The records below need retyping in full; give them again exactly.
################
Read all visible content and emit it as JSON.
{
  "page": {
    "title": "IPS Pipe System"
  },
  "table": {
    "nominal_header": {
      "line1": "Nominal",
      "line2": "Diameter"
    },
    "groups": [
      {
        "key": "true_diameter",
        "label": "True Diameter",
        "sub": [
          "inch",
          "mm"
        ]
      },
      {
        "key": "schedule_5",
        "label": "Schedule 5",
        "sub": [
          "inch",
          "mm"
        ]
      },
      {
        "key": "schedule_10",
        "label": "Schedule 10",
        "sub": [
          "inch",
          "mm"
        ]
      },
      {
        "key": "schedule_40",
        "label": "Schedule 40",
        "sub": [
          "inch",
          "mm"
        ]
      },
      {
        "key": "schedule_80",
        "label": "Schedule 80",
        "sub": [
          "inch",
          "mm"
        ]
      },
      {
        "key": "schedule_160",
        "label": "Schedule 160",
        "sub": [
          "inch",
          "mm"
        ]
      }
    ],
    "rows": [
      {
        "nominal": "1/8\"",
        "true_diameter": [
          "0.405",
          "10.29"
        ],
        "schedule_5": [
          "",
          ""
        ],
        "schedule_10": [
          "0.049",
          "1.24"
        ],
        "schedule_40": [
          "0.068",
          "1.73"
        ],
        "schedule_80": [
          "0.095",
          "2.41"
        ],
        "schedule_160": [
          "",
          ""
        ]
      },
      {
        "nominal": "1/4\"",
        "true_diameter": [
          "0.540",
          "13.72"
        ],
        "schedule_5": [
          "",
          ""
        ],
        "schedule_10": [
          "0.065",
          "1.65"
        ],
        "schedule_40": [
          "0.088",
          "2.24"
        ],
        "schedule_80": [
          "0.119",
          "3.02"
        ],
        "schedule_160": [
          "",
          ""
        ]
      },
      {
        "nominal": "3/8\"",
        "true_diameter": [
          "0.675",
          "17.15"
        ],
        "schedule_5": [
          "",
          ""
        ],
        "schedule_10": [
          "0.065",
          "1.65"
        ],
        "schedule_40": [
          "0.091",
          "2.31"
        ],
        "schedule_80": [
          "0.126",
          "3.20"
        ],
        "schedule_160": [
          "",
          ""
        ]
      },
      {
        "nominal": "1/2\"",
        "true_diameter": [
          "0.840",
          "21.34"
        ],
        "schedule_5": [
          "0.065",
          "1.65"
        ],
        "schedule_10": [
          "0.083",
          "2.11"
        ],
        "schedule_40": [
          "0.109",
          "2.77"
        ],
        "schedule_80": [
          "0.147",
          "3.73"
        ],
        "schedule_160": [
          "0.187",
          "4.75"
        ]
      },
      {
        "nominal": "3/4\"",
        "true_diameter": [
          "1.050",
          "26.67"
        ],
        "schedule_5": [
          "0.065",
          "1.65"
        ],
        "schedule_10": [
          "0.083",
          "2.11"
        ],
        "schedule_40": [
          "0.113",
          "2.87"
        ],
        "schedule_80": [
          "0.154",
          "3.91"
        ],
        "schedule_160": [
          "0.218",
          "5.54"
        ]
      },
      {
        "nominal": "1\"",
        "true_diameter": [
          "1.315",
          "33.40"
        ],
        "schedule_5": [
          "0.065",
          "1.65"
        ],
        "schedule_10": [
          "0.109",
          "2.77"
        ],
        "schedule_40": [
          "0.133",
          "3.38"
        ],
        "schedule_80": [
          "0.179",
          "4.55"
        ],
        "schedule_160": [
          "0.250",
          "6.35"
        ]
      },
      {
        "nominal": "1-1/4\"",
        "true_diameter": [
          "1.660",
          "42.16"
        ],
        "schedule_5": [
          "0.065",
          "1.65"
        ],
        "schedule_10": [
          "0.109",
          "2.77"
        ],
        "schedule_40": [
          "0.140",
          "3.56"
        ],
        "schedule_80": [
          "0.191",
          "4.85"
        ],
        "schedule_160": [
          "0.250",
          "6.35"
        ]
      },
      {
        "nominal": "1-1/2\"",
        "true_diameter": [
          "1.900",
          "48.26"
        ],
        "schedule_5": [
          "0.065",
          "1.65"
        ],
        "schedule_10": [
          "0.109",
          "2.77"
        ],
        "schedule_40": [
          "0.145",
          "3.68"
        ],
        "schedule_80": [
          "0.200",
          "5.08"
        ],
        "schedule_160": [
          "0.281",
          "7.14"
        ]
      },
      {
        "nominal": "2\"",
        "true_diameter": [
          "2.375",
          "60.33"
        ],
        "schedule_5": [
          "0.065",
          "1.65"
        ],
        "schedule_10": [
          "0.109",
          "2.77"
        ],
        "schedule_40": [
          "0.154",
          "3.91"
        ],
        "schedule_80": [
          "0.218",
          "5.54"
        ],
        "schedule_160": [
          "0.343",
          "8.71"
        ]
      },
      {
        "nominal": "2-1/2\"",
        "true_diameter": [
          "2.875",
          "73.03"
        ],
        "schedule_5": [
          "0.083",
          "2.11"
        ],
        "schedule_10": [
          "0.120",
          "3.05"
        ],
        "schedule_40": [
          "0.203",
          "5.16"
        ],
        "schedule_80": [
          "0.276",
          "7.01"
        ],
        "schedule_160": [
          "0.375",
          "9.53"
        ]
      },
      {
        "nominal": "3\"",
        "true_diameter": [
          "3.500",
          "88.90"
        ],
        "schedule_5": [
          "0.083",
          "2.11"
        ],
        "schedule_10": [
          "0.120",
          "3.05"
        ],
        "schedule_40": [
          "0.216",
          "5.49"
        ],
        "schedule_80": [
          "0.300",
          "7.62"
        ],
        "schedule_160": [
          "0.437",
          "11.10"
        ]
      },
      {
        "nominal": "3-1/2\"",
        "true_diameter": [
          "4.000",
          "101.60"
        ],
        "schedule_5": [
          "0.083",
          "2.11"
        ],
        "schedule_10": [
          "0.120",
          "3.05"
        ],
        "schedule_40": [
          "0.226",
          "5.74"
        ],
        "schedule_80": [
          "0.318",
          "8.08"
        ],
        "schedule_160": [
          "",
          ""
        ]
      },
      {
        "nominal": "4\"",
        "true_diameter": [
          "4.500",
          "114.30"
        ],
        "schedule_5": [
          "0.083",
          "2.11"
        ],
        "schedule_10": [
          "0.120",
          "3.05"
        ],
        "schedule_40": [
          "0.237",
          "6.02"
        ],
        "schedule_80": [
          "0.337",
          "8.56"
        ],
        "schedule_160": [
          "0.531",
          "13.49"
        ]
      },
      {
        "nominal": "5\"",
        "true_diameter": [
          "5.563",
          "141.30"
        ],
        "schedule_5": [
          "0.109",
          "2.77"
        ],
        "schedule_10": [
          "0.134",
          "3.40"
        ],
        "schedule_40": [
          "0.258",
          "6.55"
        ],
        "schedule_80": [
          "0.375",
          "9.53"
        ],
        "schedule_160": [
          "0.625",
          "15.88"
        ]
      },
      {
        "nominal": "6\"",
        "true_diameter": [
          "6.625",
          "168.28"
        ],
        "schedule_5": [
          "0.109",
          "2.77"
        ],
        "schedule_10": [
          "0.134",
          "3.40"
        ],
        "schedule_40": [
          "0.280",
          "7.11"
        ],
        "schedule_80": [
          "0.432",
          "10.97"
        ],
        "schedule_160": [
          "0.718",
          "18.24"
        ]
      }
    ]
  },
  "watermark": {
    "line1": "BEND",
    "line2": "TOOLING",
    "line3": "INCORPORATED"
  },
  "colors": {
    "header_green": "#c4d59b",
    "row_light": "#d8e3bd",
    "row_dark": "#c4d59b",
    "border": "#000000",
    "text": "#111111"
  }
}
################
## Response to the exercise
Read all visible content and emit it as JSON.
{
  "page": {
    "title": "IPS Pipe System"
  },
  "table": {
    "nominal_header": {
      "line1": "Nominal",
      "line2": "Diameter"
    },
    "groups": [
      {
        "key": "true_diameter",
        "label": "True Diameter",
        "sub": [
          "inch",
          "mm"
        ]
      },
      {
        "key": "schedule_5",
        "label": "Schedule 5",
        "sub": [
          "inch",
          "mm"
        ]
      },
      {
        "key": "schedule_10",
        "label": "Schedule 10",
        "sub": [
          "inch",
          "mm"
        ]
      },
      {
        "key": "schedule_40",
        "label": "Schedule 40",
        "sub": [
          "inch",
          "mm"
        ]
      },
      {
        "key": "schedule_80",
        "label": "Schedule 80",
        "sub": [
          "inch",
          "mm"
        ]
      },
      {
        "key": "schedule_160",
        "label": "Schedule 160",
        "sub": [
          "inch",
          "mm"
        ]
      }
    ],
    "rows": [
      {
        "nominal": "1/8\"",
        "true_diameter": [
          "0.405",
          "10.29"
        ],
        "schedule_5": [
          "",
          ""
        ],
        "schedule_10": [
          "0.049",
          "1.24"
        ],
        "schedule_40": [
          "0.068",
          "1.73"
        ],
        "schedule_80": [
          "0.095",
          "2.41"
        ],
        "schedule_160": [
          "",
          ""
        ]
      },
      {
        "nominal": "1/4\"",
        "true_diameter": [
          "0.540",
          "13.72"
        ],
        "schedule_5": [
          "",
          ""
        ],
        "schedule_10": [
          "0.065",
          "1.65"
        ],
        "schedule_40": [
          "0.088",
          "2.24"
        ],
        "schedule_80": [
          "0.119",
          "3.02"
        ],
        "schedule_160": [
          "",
          ""
        ]
      },
      {
        "nominal": "3/8\"",
        "true_diameter": [
          "0.675",
          "17.15"
        ],
        "schedule_5": [
          "",
          ""
        ],
        "schedule_10": [
          "0.065",
          "1.65"
        ],
        "schedule_40": [
          "0.091",
          "2.31"
        ],
        "schedule_80": [
          "0.126",
          "3.20"
        ],
        "schedule_160": [
          "",
          ""
        ]
      },
      {
        "nominal": "1/2\"",
        "true_diameter": [
          "0.840",
          "21.34"
        ],
        "schedule_5": [
          "0.065",
          "1.65"
        ],
        "schedule_10": [
          "0.083",
          "2.11"
        ],
        "schedule_40": [
          "0.109",
          "2.77"
        ],
        "schedule_80": [
          "0.147",
          "3.73"
        ],
        "schedule_160": [
          "0.187",
          "4.75"
        ]
      },
      {
        "nominal": "3/4\"",
        "true_diameter": [
          "1.050",
          "26.67"
        ],
        "schedule_5": [
          "0.065",
          "1.65"
        ],
        "schedule_10": [
          "0.083",
          "2.11"
        ],
        "schedule_40": [
          "0.113",
          "2.87"
        ],
        "schedule_80": [
          "0.154",
          "3.91"
        ],
        "schedule_160": [
          "0.218",
          "5.54"
        ]
      },
      {
        "nominal": "1\"",
        "true_diameter": [
          "1.315",
          "33.40"
        ],
        "schedule_5": [
          "0.065",
          "1.65"
        ],
        "schedule_10": [
          "0.109",
          "2.77"
        ],
        "schedule_40": [
          "0.133",
          "3.38"
        ],
        "schedule_80": [
          "0.179",
          "4.55"
        ],
        "schedule_160": [
          "0.250",
          "6.35"
        ]
      },
      {
        "nominal": "1-1/4\"",
        "true_diameter": [
          "1.660",
          "42.16"
        ],
        "schedule_5": [
          "0.065",
          "1.65"
        ],
        "schedule_10": [
          "0.109",
          "2.77"
        ],
        "schedule_40": [
          "0.140",
          "3.56"
        ],
        "schedule_80": [
          "0.191",
          "4.85"
        ],
        "schedule_160": [
          "0.250",
          "6.35"
        ]
      },
      {
        "nominal": "1-1/2\"",
        "true_diameter": [
          "1.900",
          "48.26"
        ],
        "schedule_5": [
          "0.065",
          "1.65"
        ],
        "schedule_10": [
          "0.109",
          "2.77"
        ],
        "schedule_40": [
          "0.145",
          "3.68"
        ],
        "schedule_80": [
          "0.200",
          "5.08"
        ],
        "schedule_160": [
          "0.281",
          "7.14"
        ]
      },
      {
        "nominal": "2\"",
        "true_diameter": [
          "2.375",
          "60.33"
        ],
        "schedule_5": [
          "0.065",
          "1.65"
        ],
        "schedule_10": [
          "0.109",
          "2.77"
        ],
        "schedule_40": [
          "0.154",
          "3.91"
        ],
        "schedule_80": [
          "0.218",
          "5.54"
        ],
        "schedule_160": [
          "0.343",
          "8.71"
        ]
      },
      {
        "nominal": "2-1/2\"",
        "true_diameter": [
          "2.875",
          "73.03"
        ],
        "schedule_5": [
          "0.083",
          "2.11"
        ],
        "schedule_10": [
          "0.120",
          "3.05"
        ],
        "schedule_40": [
          "0.203",
          "5.16"
        ],
        "schedule_80": [
          "0.276",
          "7.01"
        ],
        "schedule_160": [
          "0.375",
          "9.53"
        ]
      },
      {
        "nominal": "3\"",
        "true_diameter": [
          "3.500",
          "88.90"
        ],
        "schedule_5": [
          "0.083",
          "2.11"
        ],
        "schedule_10": [
          "0.120",
          "3.05"
        ],
        "schedule_40": [
          "0.216",
          "5.49"
        ],
        "schedule_80": [
          "0.300",
          "7.62"
        ],
        "schedule_160": [
          "0.437",
          "11.10"
        ]
      },
      {
        "nominal": "3-1/2\"",
        "true_diameter": [
          "4.000",
          "101.60"
        ],
        "schedule_5": [
          "0.083",
          "2.11"
        ],
        "schedule_10": [
          "0.120",
          "3.05"
        ],
        "schedule_40": [
          "0.226",
          "5.74"
        ],
        "schedule_80": [
          "0.318",
          "8.08"
        ],
        "schedule_160": [
          "",
          ""
        ]
      },
      {
        "nominal": "4\"",
        "true_diameter": [
          "4.500",
          "114.30"
        ],
        "schedule_5": [
          "0.083",
          "2.11"
        ],
        "schedule_10": [
          "0.120",
          "3.05"
        ],
        "schedule_40": [
          "0.237",
          "6.02"
        ],
        "schedule_80": [
          "0.337",
          "8.56"
        ],
        "schedule_160": [
          "0.531",
          "13.49"
        ]
      },
      {
        "nominal": "5\"",
        "true_diameter": [
          "5.563",
          "141.30"
        ],
        "schedule_5": [
          "0.109",
          "2.77"
        ],
        "schedule_10": [
          "0.134",
          "3.40"
        ],
        "schedule_40": [
          "0.258",
          "6.55"
        ],
        "schedule_80": [
          "0.375",
          "9.53"
        ],
        "schedule_160": [
          "0.625",
          "15.88"
        ]
      },
      {
        "nominal": "6\"",
        "true_diameter": [
          "6.625",
          "168.28"
        ],
        "schedule_5": [
          "0.109",
          "2.77"
        ],
        "schedule_10": [
          "0.134",
          "3.40"
        ],
        "schedule_40": [
          "0.280",
          "7.11"
        ],
        "schedule_80": [
          "0.432",
          "10.97"
        ],
        "schedule_160": [
          "0.718",
          "18.24"
        ]
      }
    ]
  },
  "watermark": {
    "line1": "BEND",
    "line2": "TOOLING",
    "line3": "INCORPORATED"
  },
  "colors": {
    "header_green": "#c4d59b",
    "row_light": "#d8e3bd",
    "row_dark": "#c4d59b",
    "border": "#000000",
    "text": "#111111"
  }
}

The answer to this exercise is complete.